Could you extract every entry below and reproduce it exactly?

**Information provided**

## Start

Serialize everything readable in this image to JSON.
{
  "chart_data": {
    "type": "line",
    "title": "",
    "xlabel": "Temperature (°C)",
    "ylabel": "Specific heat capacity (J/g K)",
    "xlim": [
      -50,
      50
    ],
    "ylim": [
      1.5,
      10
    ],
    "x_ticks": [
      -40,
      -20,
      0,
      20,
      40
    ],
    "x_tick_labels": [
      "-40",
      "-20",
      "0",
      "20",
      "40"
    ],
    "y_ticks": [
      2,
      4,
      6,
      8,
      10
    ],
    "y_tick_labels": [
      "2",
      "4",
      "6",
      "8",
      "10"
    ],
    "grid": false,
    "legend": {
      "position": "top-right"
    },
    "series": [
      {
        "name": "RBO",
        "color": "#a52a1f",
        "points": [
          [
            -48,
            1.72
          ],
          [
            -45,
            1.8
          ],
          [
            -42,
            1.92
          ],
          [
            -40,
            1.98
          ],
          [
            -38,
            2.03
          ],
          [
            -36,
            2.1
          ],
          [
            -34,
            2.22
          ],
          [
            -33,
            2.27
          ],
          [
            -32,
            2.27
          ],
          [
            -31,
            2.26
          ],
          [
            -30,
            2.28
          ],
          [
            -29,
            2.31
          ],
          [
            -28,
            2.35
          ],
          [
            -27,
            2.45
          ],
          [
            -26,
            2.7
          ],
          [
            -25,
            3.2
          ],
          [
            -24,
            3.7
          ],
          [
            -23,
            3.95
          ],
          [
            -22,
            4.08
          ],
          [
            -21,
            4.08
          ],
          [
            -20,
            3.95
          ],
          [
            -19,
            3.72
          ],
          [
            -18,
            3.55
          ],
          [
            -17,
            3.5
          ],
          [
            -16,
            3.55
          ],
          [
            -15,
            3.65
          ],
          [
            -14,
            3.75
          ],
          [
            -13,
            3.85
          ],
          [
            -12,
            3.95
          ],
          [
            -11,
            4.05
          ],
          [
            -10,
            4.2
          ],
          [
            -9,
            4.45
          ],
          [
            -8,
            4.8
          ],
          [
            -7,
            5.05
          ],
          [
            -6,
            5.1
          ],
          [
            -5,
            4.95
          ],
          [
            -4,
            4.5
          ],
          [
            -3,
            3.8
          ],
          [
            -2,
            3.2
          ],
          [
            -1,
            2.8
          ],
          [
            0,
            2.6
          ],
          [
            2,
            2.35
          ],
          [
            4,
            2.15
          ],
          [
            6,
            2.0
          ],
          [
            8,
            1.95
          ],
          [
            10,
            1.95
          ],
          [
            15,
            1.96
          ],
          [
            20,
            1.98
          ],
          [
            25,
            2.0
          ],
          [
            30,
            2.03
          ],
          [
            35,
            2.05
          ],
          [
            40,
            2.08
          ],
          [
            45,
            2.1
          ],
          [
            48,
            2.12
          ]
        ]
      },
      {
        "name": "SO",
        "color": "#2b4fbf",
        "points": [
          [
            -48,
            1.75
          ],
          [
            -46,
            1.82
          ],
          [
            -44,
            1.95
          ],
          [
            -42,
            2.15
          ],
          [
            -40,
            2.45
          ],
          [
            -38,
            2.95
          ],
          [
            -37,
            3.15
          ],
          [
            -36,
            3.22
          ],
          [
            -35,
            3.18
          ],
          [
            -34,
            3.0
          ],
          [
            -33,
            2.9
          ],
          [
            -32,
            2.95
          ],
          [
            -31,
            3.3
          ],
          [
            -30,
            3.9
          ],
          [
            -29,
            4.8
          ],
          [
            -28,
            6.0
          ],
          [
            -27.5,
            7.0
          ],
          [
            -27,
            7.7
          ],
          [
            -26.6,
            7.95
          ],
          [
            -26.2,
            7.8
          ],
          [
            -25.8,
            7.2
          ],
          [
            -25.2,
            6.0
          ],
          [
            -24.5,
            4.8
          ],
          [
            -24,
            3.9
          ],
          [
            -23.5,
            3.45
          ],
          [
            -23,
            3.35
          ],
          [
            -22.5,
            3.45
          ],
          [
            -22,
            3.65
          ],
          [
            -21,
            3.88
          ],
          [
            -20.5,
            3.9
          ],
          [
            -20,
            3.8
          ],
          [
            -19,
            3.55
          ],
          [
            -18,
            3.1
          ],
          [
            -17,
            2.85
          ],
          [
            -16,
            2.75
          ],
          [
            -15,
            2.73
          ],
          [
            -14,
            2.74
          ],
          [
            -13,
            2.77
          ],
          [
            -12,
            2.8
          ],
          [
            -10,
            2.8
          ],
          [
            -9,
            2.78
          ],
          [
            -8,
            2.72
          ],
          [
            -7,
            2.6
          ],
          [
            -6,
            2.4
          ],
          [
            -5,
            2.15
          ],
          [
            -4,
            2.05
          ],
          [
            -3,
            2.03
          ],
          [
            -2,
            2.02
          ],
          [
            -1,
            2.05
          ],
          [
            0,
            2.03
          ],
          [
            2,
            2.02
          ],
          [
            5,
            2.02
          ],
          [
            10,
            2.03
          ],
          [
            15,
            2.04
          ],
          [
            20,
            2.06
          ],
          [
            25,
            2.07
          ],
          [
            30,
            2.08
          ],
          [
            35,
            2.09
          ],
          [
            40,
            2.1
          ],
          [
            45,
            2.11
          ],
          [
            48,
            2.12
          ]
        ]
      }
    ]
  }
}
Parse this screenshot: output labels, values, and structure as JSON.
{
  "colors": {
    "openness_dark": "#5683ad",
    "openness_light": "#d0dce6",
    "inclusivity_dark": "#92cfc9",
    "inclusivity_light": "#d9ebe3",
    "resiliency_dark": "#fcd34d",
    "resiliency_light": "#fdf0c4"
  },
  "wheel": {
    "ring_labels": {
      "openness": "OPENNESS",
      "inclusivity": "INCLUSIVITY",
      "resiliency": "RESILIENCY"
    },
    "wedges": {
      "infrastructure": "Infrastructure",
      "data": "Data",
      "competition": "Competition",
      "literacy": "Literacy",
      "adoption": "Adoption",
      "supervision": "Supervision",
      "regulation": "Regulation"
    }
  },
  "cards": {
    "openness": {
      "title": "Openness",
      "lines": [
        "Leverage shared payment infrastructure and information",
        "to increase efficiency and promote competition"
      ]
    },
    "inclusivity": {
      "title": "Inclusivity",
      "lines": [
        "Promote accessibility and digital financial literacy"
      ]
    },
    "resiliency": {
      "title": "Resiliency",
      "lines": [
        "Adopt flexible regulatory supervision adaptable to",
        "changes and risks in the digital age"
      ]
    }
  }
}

## End

**Solution to this exercise**
Serialize everything readable in this image to JSON.
{
  "chart_data": {
    "type": "line",
    "title": "",
    "xlabel": "Temperature (°C)",
    "ylabel": "Specific heat capacity (J/g K)",
    "xlim": [
      -50,
      50
    ],
    "ylim": [
      1.5,
      10
    ],
    "x_ticks": [
      -40,
      -20,
      0,
      20,
      40
    ],
    "x_tick_labels": [
      "-40",
      "-20",
      "0",
      "20",
      "40"
    ],
    "y_ticks": [
      2,
      4,
      6,
      8,
      10
    ],
    "y_tick_labels": [
      "2",
      "4",
      "6",
      "8",
      "10"
    ],
    "grid": false,
    "legend": {
      "position": "top-right"
    },
    "series": [
      {
        "name": "RBO",
        "color": "#a52a1f",
        "points": [
          [
            -48,
            1.72
          ],
          [
            -45,
            1.8
          ],
          [
            -42,
            1.92
          ],
          [
            -40,
            1.98
          ],
          [
            -38,
            2.03
          ],
          [
            -36,
            2.1
          ],
          [
            -34,
            2.22
          ],
          [
            -33,
            2.27
          ],
          [
            -32,
            2.27
          ],
          [
            -31,
            2.26
          ],
          [
            -30,
            2.28
          ],
          [
            -29,
            2.31
          ],
          [
            -28,
            2.35
          ],
          [
            -27,
            2.45
          ],
          [
            -26,
            2.7
          ],
          [
            -25,
            3.2
          ],
          [
            -24,
            3.7
          ],
          [
            -23,
            3.95
          ],
          [
            -22,
            4.08
          ],
          [
            -21,
            4.08
          ],
          [
            -20,
            3.95
          ],
          [
            -19,
            3.72
          ],
          [
            -18,
            3.55
          ],
          [
            -17,
            3.5
          ],
          [
            -16,
            3.55
          ],
          [
            -15,
            3.65
          ],
          [
            -14,
            3.75
          ],
          [
            -13,
            3.85
          ],
          [
            -12,
            3.95
          ],
          [
            -11,
            4.05
          ],
          [
            -10,
            4.2
          ],
          [
            -9,
            4.45
          ],
          [
            -8,
            4.8
          ],
          [
            -7,
            5.05
          ],
          [
            -6,
            5.1
          ],
          [
            -5,
            4.95
          ],
          [
            -4,
            4.5
          ],
          [
            -3,
            3.8
          ],
          [
            -2,
            3.2
          ],
          [
            -1,
            2.8
          ],
          [
            0,
            2.6
          ],
          [
            2,
            2.35
          ],
          [
            4,
            2.15
          ],
          [
            6,
            2.0
          ],
          [
            8,
            1.95
          ],
          [
            10,
            1.95
          ],
          [
            15,
            1.96
          ],
          [
            20,
            1.98
          ],
          [
            25,
            2.0
          ],
          [
            30,
            2.03
          ],
          [
            35,
            2.05
          ],
          [
            40,
            2.08
          ],
          [
            45,
            2.1
          ],
          [
            48,
            2.12
          ]
        ]
      },
      {
        "name": "SO",
        "color": "#2b4fbf",
        "points": [
          [
            -48,
            1.75
          ],
          [
            -46,
            1.82
          ],
          [
            -44,
            1.95
          ],
          [
            -42,
            2.15
          ],
          [
            -40,
            2.45
          ],
          [
            -38,
            2.95
          ],
          [
            -37,
            3.15
          ],
          [
            -36,
            3.22
          ],
          [
            -35,
            3.18
          ],
          [
            -34,
            3.0
          ],
          [
            -33,
            2.9
          ],
          [
            -32,
            2.95
          ],
          [
            -31,
            3.3
          ],
          [
            -30,
            3.9
          ],
          [
            -29,
            4.8
          ],
          [
            -28,
            6.0
          ],
          [
            -27.5,
            7.0
          ],
          [
            -27,
            7.7
          ],
          [
            -26.6,
            7.95
          ],
          [
            -26.2,
            7.8
          ],
          [
            -25.8,
            7.2
          ],
          [
            -25.2,
            6.0
          ],
          [
            -24.5,
            4.8
          ],
          [
            -24,
            3.9
          ],
          [
            -23.5,
            3.45
          ],
          [
            -23,
            3.35
          ],
          [
            -22.5,
            3.45
          ],
          [
            -22,
            3.65
          ],
          [
            -21,
            3.88
          ],
          [
            -20.5,
            3.9
          ],
          [
            -20,
            3.8
          ],
          [
            -19,
            3.55
          ],
          [
            -18,
            3.1
          ],
          [
            -17,
            2.85
          ],
          [
            -16,
            2.75
          ],
          [
            -15,
            2.73
          ],
          [
            -14,
            2.74
          ],
          [
            -13,
            2.77
          ],
          [
            -12,
            2.8
          ],
          [
            -10,
            2.8
          ],
          [
            -9,
            2.78
          ],
          [
            -8,
            2.72
          ],
          [
            -7,
            2.6
          ],
          [
            -6,
            2.4
          ],
          [
            -5,
            2.15
          ],
          [
            -4,
            2.05
          ],
          [
            -3,
            2.03
          ],
          [
            -2,
            2.02
          ],
          [
            -1,
            2.05
          ],
          [
            0,
            2.03
          ],
          [
            2,
            2.02
          ],
          [
            5,
            2.02
          ],
          [
            10,
            2.03
          ],
          [
            15,
            2.04
          ],
          [
            20,
            2.06
          ],
          [
            25,
            2.07
          ],
          [
            30,
            2.08
          ],
          [
            35,
            2.09
          ],
          [
            40,
            2.1
          ],
          [
            45,
            2.11
          ],
          [
            48,
            2.12
          ]
        ]
      }
    ]
  }
}
Parse this screenshot: output labels, values, and structure as JSON.
{
  "colors": {
    "openness_dark": "#5683ad",
    "openness_light": "#d0dce6",
    "inclusivity_dark": "#92cfc9",
    "inclusivity_light": "#d9ebe3",
    "resiliency_dark": "#fcd34d",
    "resiliency_light": "#fdf0c4"
  },
  "wheel": {
    "ring_labels": {
      "openness": "OPENNESS",
      "inclusivity": "INCLUSIVITY",
      "resiliency": "RESILIENCY"
    },
    "wedges": {
      "infrastructure": "Infrastructure",
      "data": "Data",
      "competition": "Competition",
      "literacy": "Literacy",
      "adoption": "Adoption",
      "supervision": "Supervision",
      "regulation": "Regulation"
    }
  },
  "cards": {
    "openness": {
      "title": "Openness",
      "lines": [
        "Leverage shared payment infrastructure and information",
        "to increase efficiency and promote competition"
      ]
    },
    "inclusivity": {
      "title": "Inclusivity",
      "lines": [
        "Promote accessibility and digital financial literacy"
      ]
    },
    "resiliency": {
      "title": "Resiliency",
      "lines": [
        "Adopt flexible regulatory supervision adaptable to",
        "changes and risks in the digital age"
      ]
    }
  }
}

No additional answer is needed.